(Stored records)
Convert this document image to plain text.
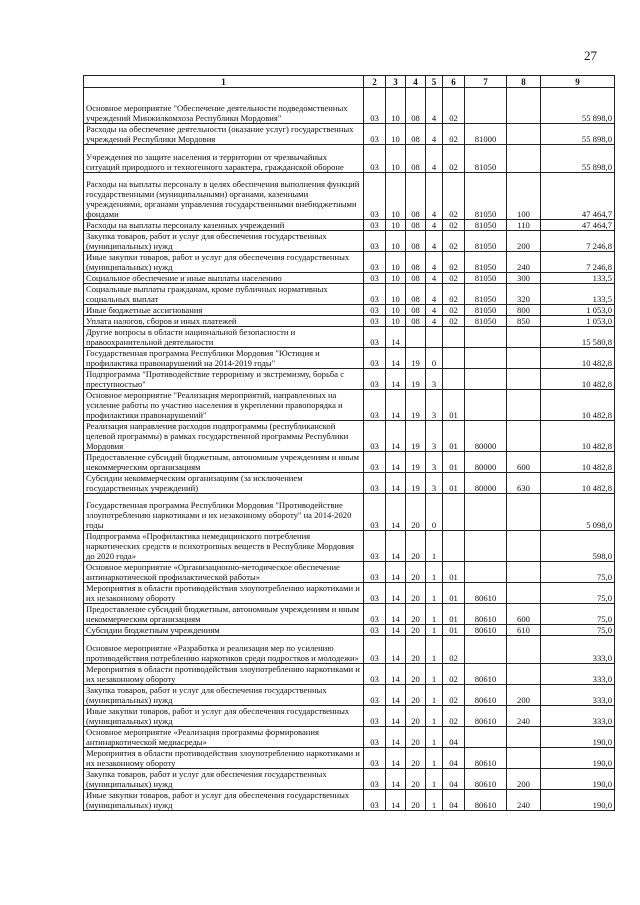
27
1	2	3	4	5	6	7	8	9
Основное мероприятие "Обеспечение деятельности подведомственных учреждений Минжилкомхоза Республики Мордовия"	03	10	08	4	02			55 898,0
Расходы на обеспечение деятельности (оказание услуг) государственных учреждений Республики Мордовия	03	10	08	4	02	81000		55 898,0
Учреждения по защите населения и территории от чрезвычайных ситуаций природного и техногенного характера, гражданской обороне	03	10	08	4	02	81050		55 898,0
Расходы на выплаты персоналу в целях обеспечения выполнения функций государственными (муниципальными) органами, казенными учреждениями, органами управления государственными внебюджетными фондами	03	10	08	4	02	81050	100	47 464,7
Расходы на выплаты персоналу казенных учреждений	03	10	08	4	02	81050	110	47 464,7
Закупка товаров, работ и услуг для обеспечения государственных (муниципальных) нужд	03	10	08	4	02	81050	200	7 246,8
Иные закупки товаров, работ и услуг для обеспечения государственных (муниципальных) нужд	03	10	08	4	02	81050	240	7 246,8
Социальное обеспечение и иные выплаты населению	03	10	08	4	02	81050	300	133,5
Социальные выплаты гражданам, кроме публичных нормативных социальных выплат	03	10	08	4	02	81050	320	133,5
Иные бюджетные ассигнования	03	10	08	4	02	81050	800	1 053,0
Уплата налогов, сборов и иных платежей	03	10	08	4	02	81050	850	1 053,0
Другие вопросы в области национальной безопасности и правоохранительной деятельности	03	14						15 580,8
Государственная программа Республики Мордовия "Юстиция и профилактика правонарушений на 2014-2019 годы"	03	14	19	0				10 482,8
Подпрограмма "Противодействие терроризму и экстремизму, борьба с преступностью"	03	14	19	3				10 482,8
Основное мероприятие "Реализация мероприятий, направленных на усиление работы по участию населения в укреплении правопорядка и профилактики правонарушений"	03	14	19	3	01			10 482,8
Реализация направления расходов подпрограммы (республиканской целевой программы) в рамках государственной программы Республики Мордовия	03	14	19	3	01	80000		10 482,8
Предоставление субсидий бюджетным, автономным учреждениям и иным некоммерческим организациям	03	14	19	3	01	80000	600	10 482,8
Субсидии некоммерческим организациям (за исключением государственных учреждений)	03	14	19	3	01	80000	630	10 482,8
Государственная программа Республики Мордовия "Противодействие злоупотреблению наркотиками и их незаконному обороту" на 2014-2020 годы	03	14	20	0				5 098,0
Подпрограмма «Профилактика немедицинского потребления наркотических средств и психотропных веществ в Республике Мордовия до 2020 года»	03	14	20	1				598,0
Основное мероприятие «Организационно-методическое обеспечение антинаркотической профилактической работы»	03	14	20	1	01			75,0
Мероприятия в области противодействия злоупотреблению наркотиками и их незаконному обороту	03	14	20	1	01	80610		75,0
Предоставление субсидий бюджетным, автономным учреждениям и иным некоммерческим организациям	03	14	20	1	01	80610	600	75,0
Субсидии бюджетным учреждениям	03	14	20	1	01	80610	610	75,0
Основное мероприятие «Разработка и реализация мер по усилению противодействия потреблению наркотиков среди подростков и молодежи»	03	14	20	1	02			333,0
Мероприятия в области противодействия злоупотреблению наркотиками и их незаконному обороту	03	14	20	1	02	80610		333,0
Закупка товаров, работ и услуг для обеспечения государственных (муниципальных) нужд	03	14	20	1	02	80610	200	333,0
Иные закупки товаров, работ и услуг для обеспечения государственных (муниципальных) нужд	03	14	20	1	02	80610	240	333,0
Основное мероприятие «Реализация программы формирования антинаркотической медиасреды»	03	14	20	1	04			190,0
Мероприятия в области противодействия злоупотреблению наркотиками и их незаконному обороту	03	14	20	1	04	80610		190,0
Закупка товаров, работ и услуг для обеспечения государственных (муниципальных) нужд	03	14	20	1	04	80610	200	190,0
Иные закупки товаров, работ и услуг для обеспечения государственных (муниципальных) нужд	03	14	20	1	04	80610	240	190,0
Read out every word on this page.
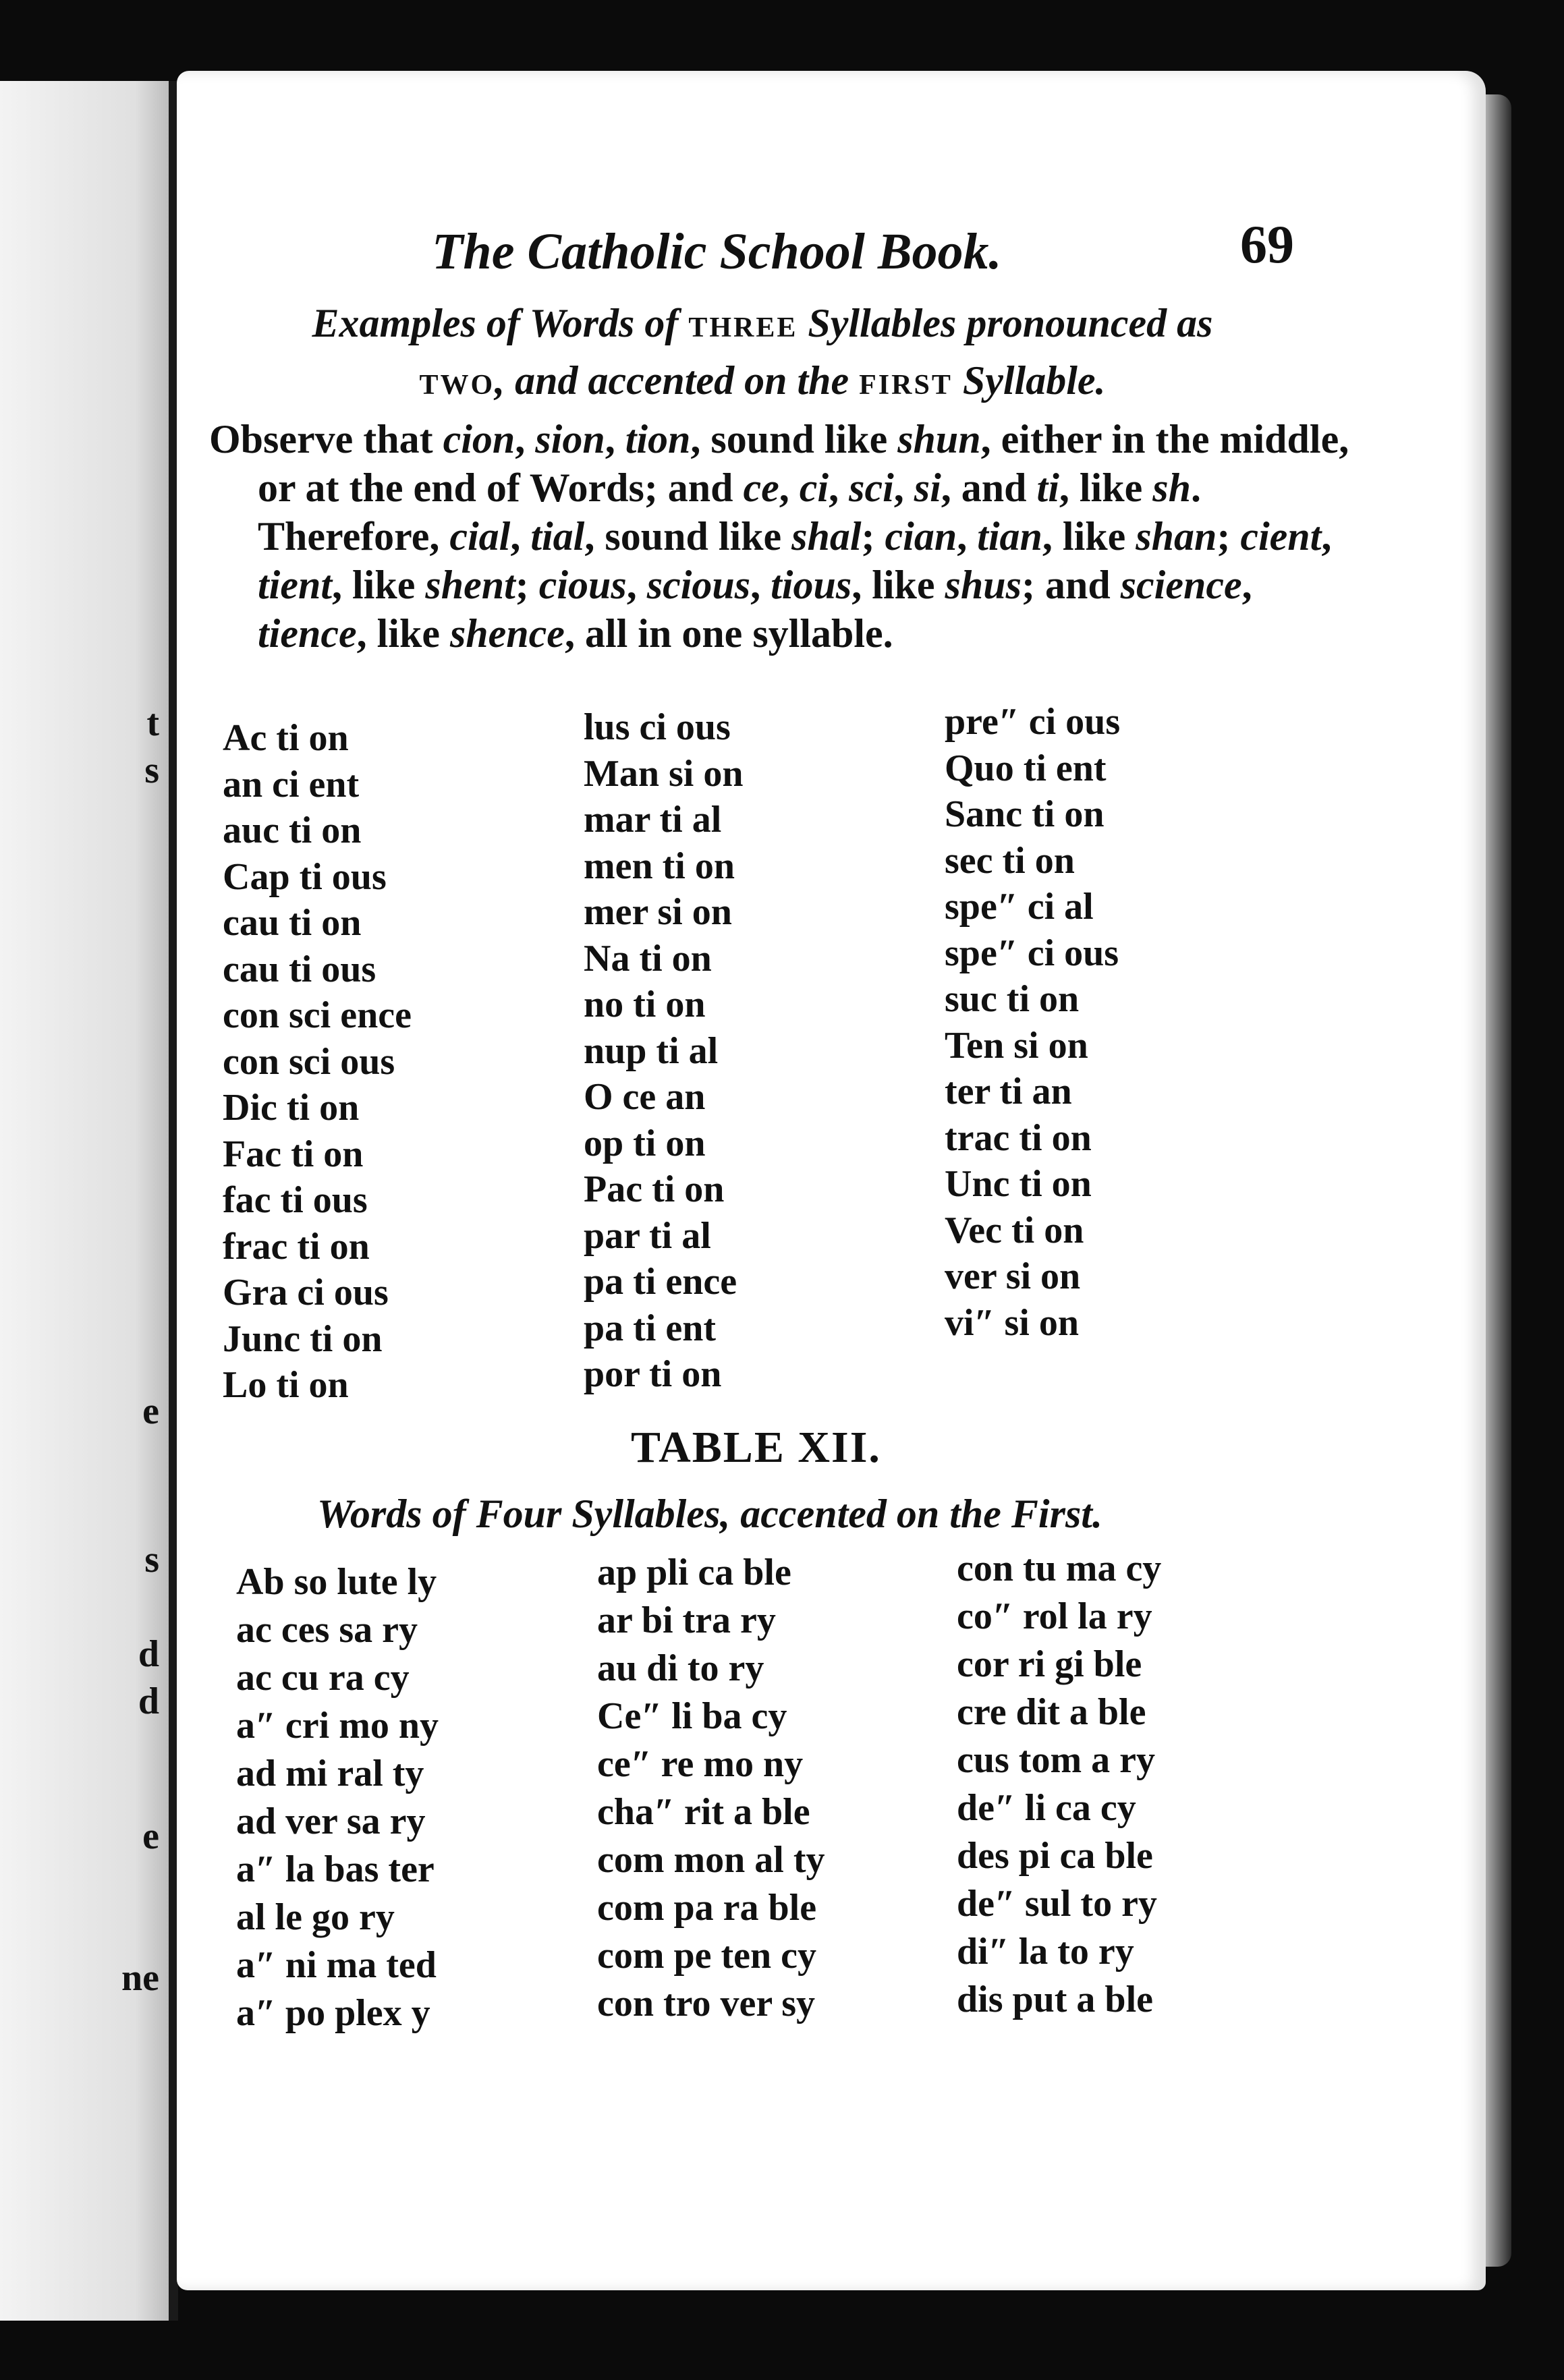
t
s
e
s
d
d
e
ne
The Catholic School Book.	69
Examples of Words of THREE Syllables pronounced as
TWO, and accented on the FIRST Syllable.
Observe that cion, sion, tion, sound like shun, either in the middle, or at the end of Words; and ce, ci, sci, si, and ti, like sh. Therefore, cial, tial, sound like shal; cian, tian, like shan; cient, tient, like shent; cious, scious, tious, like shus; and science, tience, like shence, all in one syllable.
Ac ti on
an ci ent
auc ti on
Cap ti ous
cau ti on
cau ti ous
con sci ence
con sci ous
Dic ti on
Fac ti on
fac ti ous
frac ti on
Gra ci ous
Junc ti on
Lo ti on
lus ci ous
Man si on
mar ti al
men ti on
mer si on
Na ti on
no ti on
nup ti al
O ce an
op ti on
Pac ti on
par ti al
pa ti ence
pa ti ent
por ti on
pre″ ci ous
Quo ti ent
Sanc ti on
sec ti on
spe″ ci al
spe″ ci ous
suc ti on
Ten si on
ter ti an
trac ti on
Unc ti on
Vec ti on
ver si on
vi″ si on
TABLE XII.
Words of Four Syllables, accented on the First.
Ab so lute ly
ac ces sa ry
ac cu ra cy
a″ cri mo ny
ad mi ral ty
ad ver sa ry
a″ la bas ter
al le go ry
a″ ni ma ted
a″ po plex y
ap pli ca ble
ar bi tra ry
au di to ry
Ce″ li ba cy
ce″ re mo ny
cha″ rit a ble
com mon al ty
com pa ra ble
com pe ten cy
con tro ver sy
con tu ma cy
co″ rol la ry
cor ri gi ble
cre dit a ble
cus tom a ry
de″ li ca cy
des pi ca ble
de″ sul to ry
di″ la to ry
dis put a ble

- _INSTRUCTIONS TO FOLLOW_
Pictures in the data above should not be copied; transcribe everything else exactly.

- _COMPLETE OUTPUT_
Convert this document image to plain text.
27
1	2	3	4	5	6	7	8	9
Основное мероприятие "Обеспечение деятельности подведомственных учреждений Минжилкомхоза Республики Мордовия"	03	10	08	4	02			55 898,0
Расходы на обеспечение деятельности (оказание услуг) государственных учреждений Республики Мордовия	03	10	08	4	02	81000		55 898,0
Учреждения по защите населения и территории от чрезвычайных ситуаций природного и техногенного характера, гражданской обороне	03	10	08	4	02	81050		55 898,0
Расходы на выплаты персоналу в целях обеспечения выполнения функций государственными (муниципальными) органами, казенными учреждениями, органами управления государственными внебюджетными фондами	03	10	08	4	02	81050	100	47 464,7
Расходы на выплаты персоналу казенных учреждений	03	10	08	4	02	81050	110	47 464,7
Закупка товаров, работ и услуг для обеспечения государственных (муниципальных) нужд	03	10	08	4	02	81050	200	7 246,8
Иные закупки товаров, работ и услуг для обеспечения государственных (муниципальных) нужд	03	10	08	4	02	81050	240	7 246,8
Социальное обеспечение и иные выплаты населению	03	10	08	4	02	81050	300	133,5
Социальные выплаты гражданам, кроме публичных нормативных социальных выплат	03	10	08	4	02	81050	320	133,5
Иные бюджетные ассигнования	03	10	08	4	02	81050	800	1 053,0
Уплата налогов, сборов и иных платежей	03	10	08	4	02	81050	850	1 053,0
Другие вопросы в области национальной безопасности и правоохранительной деятельности	03	14						15 580,8
Государственная программа Республики Мордовия "Юстиция и профилактика правонарушений на 2014-2019 годы"	03	14	19	0				10 482,8
Подпрограмма "Противодействие терроризму и экстремизму, борьба с преступностью"	03	14	19	3				10 482,8
Основное мероприятие "Реализация мероприятий, направленных на усиление работы по участию населения в укреплении правопорядка и профилактики правонарушений"	03	14	19	3	01			10 482,8
Реализация направления расходов подпрограммы (республиканской целевой программы) в рамках государственной программы Республики Мордовия	03	14	19	3	01	80000		10 482,8
Предоставление субсидий бюджетным, автономным учреждениям и иным некоммерческим организациям	03	14	19	3	01	80000	600	10 482,8
Субсидии некоммерческим организациям (за исключением государственных учреждений)	03	14	19	3	01	80000	630	10 482,8
Государственная программа Республики Мордовия "Противодействие злоупотреблению наркотиками и их незаконному обороту" на 2014-2020 годы	03	14	20	0				5 098,0
Подпрограмма «Профилактика немедицинского потребления наркотических средств и психотропных веществ в Республике Мордовия до 2020 года»	03	14	20	1				598,0
Основное мероприятие «Организационно-методическое обеспечение антинаркотической профилактической работы»	03	14	20	1	01			75,0
Мероприятия в области противодействия злоупотреблению наркотиками и их незаконному обороту	03	14	20	1	01	80610		75,0
Предоставление субсидий бюджетным, автономным учреждениям и иным некоммерческим организациям	03	14	20	1	01	80610	600	75,0
Субсидии бюджетным учреждениям	03	14	20	1	01	80610	610	75,0
Основное мероприятие «Разработка и реализация мер по усилению противодействия потреблению наркотиков среди подростков и молодежи»	03	14	20	1	02			333,0
Мероприятия в области противодействия злоупотреблению наркотиками и их незаконному обороту	03	14	20	1	02	80610		333,0
Закупка товаров, работ и услуг для обеспечения государственных (муниципальных) нужд	03	14	20	1	02	80610	200	333,0
Иные закупки товаров, работ и услуг для обеспечения государственных (муниципальных) нужд	03	14	20	1	02	80610	240	333,0
Основное мероприятие «Реализация программы формирования антинаркотической медиасреды»	03	14	20	1	04			190,0
Мероприятия в области противодействия злоупотреблению наркотиками и их незаконному обороту	03	14	20	1	04	80610		190,0
Закупка товаров, работ и услуг для обеспечения государственных (муниципальных) нужд	03	14	20	1	04	80610	200	190,0
Иные закупки товаров, работ и услуг для обеспечения государственных (муниципальных) нужд	03	14	20	1	04	80610	240	190,0
Read out every word on this page.
t
s
e
s
d
d
e
ne
The Catholic School Book.	69
Examples of Words of THREE Syllables pronounced as
TWO, and accented on the FIRST Syllable.
Observe that cion, sion, tion, sound like shun, either in the middle, or at the end of Words; and ce, ci, sci, si, and ti, like sh. Therefore, cial, tial, sound like shal; cian, tian, like shan; cient, tient, like shent; cious, scious, tious, like shus; and science, tience, like shence, all in one syllable.
Ac ti on
an ci ent
auc ti on
Cap ti ous
cau ti on
cau ti ous
con sci ence
con sci ous
Dic ti on
Fac ti on
fac ti ous
frac ti on
Gra ci ous
Junc ti on
Lo ti on
lus ci ous
Man si on
mar ti al
men ti on
mer si on
Na ti on
no ti on
nup ti al
O ce an
op ti on
Pac ti on
par ti al
pa ti ence
pa ti ent
por ti on
pre″ ci ous
Quo ti ent
Sanc ti on
sec ti on
spe″ ci al
spe″ ci ous
suc ti on
Ten si on
ter ti an
trac ti on
Unc ti on
Vec ti on
ver si on
vi″ si on
TABLE XII.
Words of Four Syllables, accented on the First.
Ab so lute ly
ac ces sa ry
ac cu ra cy
a″ cri mo ny
ad mi ral ty
ad ver sa ry
a″ la bas ter
al le go ry
a″ ni ma ted
a″ po plex y
ap pli ca ble
ar bi tra ry
au di to ry
Ce″ li ba cy
ce″ re mo ny
cha″ rit a ble
com mon al ty
com pa ra ble
com pe ten cy
con tro ver sy
con tu ma cy
co″ rol la ry
cor ri gi ble
cre dit a ble
cus tom a ry
de″ li ca cy
des pi ca ble
de″ sul to ry
di″ la to ry
dis put a ble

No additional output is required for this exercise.